§ Written problem
Give each line of the records below as one string in a JSON list, omitting blank lines.

§ Given records
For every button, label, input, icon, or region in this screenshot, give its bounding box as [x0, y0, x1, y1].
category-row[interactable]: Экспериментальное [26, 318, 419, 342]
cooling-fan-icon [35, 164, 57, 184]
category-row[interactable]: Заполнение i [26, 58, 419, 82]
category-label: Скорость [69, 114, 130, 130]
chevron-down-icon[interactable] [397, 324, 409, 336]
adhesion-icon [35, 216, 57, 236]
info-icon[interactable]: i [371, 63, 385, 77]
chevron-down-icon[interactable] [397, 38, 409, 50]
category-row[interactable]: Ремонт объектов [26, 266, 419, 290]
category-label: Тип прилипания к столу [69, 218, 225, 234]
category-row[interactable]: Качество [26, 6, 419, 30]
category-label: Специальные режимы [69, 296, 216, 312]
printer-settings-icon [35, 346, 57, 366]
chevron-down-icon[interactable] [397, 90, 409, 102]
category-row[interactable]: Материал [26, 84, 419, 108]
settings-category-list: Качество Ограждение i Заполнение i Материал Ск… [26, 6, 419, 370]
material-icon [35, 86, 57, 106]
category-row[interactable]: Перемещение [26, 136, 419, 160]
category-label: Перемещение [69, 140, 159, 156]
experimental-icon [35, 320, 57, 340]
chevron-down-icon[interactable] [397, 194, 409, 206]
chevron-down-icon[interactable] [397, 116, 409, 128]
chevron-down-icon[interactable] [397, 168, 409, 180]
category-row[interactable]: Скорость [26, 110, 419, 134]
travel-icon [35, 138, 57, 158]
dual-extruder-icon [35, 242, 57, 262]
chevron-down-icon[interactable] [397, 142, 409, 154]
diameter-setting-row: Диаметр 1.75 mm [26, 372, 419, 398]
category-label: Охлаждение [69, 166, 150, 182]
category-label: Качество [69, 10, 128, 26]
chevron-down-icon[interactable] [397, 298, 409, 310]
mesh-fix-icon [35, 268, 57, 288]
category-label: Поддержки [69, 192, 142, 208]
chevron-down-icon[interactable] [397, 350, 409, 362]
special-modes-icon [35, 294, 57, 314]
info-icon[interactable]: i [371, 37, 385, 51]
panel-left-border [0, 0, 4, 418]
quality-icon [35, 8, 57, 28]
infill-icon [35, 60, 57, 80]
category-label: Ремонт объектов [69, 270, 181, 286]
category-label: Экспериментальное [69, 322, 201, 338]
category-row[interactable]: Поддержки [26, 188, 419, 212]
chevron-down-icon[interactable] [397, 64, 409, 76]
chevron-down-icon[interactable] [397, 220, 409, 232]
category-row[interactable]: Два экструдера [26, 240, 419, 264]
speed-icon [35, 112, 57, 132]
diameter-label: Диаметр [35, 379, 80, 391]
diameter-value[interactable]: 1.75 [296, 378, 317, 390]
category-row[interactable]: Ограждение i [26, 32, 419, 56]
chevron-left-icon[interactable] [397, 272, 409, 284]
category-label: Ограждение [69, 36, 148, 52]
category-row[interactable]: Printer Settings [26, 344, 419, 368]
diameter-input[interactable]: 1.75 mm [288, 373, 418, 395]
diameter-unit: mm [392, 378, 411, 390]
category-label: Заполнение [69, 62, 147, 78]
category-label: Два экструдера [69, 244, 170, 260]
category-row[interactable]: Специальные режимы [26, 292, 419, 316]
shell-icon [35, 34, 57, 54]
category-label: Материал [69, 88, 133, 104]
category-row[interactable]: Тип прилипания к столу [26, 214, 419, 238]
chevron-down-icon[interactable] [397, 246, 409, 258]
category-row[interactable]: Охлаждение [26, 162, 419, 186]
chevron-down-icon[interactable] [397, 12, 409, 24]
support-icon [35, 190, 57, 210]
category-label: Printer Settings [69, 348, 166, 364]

§ Task response
[
  "For every button, label, input, icon, or region in this screenshot, give its bounding box as [x0, y0, x1, y1].",
  "category-row[interactable]: Экспериментальное [26, 318, 419, 342]",
  "cooling-fan-icon [35, 164, 57, 184]",
  "category-row[interactable]: Заполнение i [26, 58, 419, 82]",
  "category-label: Скорость [69, 114, 130, 130]",
  "chevron-down-icon[interactable] [397, 324, 409, 336]",
  "adhesion-icon [35, 216, 57, 236]",
  "info-icon[interactable]: i [371, 63, 385, 77]",
  "chevron-down-icon[interactable] [397, 38, 409, 50]",
  "category-row[interactable]: Ремонт объектов [26, 266, 419, 290]",
  "category-label: Тип прилипания к столу [69, 218, 225, 234]",
  "category-row[interactable]: Качество [26, 6, 419, 30]",
  "category-label: Специальные режимы [69, 296, 216, 312]",
  "printer-settings-icon [35, 346, 57, 366]",
  "chevron-down-icon[interactable] [397, 90, 409, 102]",
  "category-row[interactable]: Материал [26, 84, 419, 108]",
  "settings-category-list: Качество Ограждение i Заполнение i Материал Ск… [26, 6, 419, 370]",
  "material-icon [35, 86, 57, 106]",
  "category-row[interactable]: Перемещение [26, 136, 419, 160]",
  "category-label: Перемещение [69, 140, 159, 156]",
  "experimental-icon [35, 320, 57, 340]",
  "chevron-down-icon[interactable] [397, 194, 409, 206]",
  "chevron-down-icon[interactable] [397, 116, 409, 128]",
  "chevron-down-icon[interactable] [397, 168, 409, 180]",
  "category-row[interactable]: Скорость [26, 110, 419, 134]",
  "travel-icon [35, 138, 57, 158]",
  "dual-extruder-icon [35, 242, 57, 262]",
  "chevron-down-icon[interactable] [397, 142, 409, 154]",
  "diameter-setting-row: Диаметр 1.75 mm [26, 372, 419, 398]",
  "category-label: Охлаждение [69, 166, 150, 182]",
  "category-label: Качество [69, 10, 128, 26]",
  "chevron-down-icon[interactable] [397, 298, 409, 310]",
  "mesh-fix-icon [35, 268, 57, 288]",
  "category-label: Поддержки [69, 192, 142, 208]",
  "chevron-down-icon[interactable] [397, 350, 409, 362]",
  "special-modes-icon [35, 294, 57, 314]",
  "info-icon[interactable]: i [371, 37, 385, 51]",
  "panel-left-border [0, 0, 4, 418]",
  "quality-icon [35, 8, 57, 28]",
  "infill-icon [35, 60, 57, 80]",
  "category-label: Ремонт объектов [69, 270, 181, 286]",
  "category-label: Экспериментальное [69, 322, 201, 338]",
  "category-row[interactable]: Поддержки [26, 188, 419, 212]",
  "chevron-down-icon[interactable] [397, 64, 409, 76]",
  "chevron-down-icon[interactable] [397, 220, 409, 232]",
  "category-row[interactable]: Два экструдера [26, 240, 419, 264]",
  "speed-icon [35, 112, 57, 132]",
  "diameter-label: Диаметр [35, 379, 80, 391]",
  "diameter-value[interactable]: 1.75 [296, 378, 317, 390]",
  "category-row[interactable]: Ограждение i [26, 32, 419, 56]",
  "chevron-left-icon[interactable] [397, 272, 409, 284]",
  "category-label: Ограждение [69, 36, 148, 52]",
  "category-row[interactable]: Printer Settings [26, 344, 419, 368]",
  "diameter-input[interactable]: 1.75 mm [288, 373, 418, 395]",
  "diameter-unit: mm [392, 378, 411, 390]",
  "category-label: Заполнение [69, 62, 147, 78]",
  "category-label: Два экструдера [69, 244, 170, 260]",
  "category-row[interactable]: Специальные режимы [26, 292, 419, 316]",
  "shell-icon [35, 34, 57, 54]",
  "category-label: Материал [69, 88, 133, 104]",
  "category-row[interactable]: Тип прилипания к столу [26, 214, 419, 238]",
  "chevron-down-icon[interactable] [397, 246, 409, 258]",
  "category-row[interactable]: Охлаждение [26, 162, 419, 186]",
  "chevron-down-icon[interactable] [397, 12, 409, 24]",
  "support-icon [35, 190, 57, 210]",
  "category-label: Printer Settings [69, 348, 166, 364]"
]